[[ Listed entries open ]]

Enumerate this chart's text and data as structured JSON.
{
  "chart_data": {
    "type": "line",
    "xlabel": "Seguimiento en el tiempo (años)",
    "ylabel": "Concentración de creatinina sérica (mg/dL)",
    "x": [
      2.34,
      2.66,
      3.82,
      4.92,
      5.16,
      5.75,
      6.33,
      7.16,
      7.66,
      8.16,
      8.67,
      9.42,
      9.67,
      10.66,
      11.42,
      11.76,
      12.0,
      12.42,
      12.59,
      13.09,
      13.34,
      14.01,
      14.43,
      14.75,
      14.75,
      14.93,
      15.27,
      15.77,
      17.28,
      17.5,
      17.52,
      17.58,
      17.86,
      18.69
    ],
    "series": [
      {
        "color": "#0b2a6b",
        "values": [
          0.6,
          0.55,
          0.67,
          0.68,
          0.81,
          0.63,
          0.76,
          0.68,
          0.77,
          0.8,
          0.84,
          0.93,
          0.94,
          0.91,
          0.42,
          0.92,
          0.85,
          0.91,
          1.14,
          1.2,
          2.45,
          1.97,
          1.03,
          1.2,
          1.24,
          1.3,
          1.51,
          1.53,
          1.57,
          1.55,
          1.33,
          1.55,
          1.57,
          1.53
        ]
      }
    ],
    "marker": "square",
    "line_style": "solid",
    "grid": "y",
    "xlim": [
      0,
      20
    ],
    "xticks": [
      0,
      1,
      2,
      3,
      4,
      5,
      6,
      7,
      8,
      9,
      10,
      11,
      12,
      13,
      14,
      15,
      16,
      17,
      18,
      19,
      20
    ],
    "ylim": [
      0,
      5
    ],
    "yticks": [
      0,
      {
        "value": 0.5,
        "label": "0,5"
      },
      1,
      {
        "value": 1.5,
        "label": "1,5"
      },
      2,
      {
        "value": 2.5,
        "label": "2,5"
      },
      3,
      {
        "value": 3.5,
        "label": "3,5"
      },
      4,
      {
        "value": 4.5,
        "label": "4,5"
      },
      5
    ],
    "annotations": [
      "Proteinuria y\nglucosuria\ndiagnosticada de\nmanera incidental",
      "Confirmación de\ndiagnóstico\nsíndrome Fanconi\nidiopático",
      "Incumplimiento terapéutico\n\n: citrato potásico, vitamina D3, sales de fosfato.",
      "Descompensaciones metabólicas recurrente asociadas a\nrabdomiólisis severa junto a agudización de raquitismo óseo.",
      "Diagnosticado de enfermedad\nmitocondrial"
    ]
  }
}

[[ Listed entries closed ]]

# What to produce
Write an exact transcription of every entry above.

# Output
Enumerate this chart's text and data as structured JSON.
{
  "chart_data": {
    "type": "line",
    "xlabel": "Seguimiento en el tiempo (años)",
    "ylabel": "Concentración de creatinina sérica (mg/dL)",
    "x": [
      2.34,
      2.66,
      3.82,
      4.92,
      5.16,
      5.75,
      6.33,
      7.16,
      7.66,
      8.16,
      8.67,
      9.42,
      9.67,
      10.66,
      11.42,
      11.76,
      12.0,
      12.42,
      12.59,
      13.09,
      13.34,
      14.01,
      14.43,
      14.75,
      14.75,
      14.93,
      15.27,
      15.77,
      17.28,
      17.5,
      17.52,
      17.58,
      17.86,
      18.69
    ],
    "series": [
      {
        "color": "#0b2a6b",
        "values": [
          0.6,
          0.55,
          0.67,
          0.68,
          0.81,
          0.63,
          0.76,
          0.68,
          0.77,
          0.8,
          0.84,
          0.93,
          0.94,
          0.91,
          0.42,
          0.92,
          0.85,
          0.91,
          1.14,
          1.2,
          2.45,
          1.97,
          1.03,
          1.2,
          1.24,
          1.3,
          1.51,
          1.53,
          1.57,
          1.55,
          1.33,
          1.55,
          1.57,
          1.53
        ]
      }
    ],
    "marker": "square",
    "line_style": "solid",
    "grid": "y",
    "xlim": [
      0,
      20
    ],
    "xticks": [
      0,
      1,
      2,
      3,
      4,
      5,
      6,
      7,
      8,
      9,
      10,
      11,
      12,
      13,
      14,
      15,
      16,
      17,
      18,
      19,
      20
    ],
    "ylim": [
      0,
      5
    ],
    "yticks": [
      0,
      {
        "value": 0.5,
        "label": "0,5"
      },
      1,
      {
        "value": 1.5,
        "label": "1,5"
      },
      2,
      {
        "value": 2.5,
        "label": "2,5"
      },
      3,
      {
        "value": 3.5,
        "label": "3,5"
      },
      4,
      {
        "value": 4.5,
        "label": "4,5"
      },
      5
    ],
    "annotations": [
      "Proteinuria y\nglucosuria\ndiagnosticada de\nmanera incidental",
      "Confirmación de\ndiagnóstico\nsíndrome Fanconi\nidiopático",
      "Incumplimiento terapéutico\n\n: citrato potásico, vitamina D3, sales de fosfato.",
      "Descompensaciones metabólicas recurrente asociadas a\nrabdomiólisis severa junto a agudización de raquitismo óseo.",
      "Diagnosticado de enfermedad\nmitocondrial"
    ]
  }
}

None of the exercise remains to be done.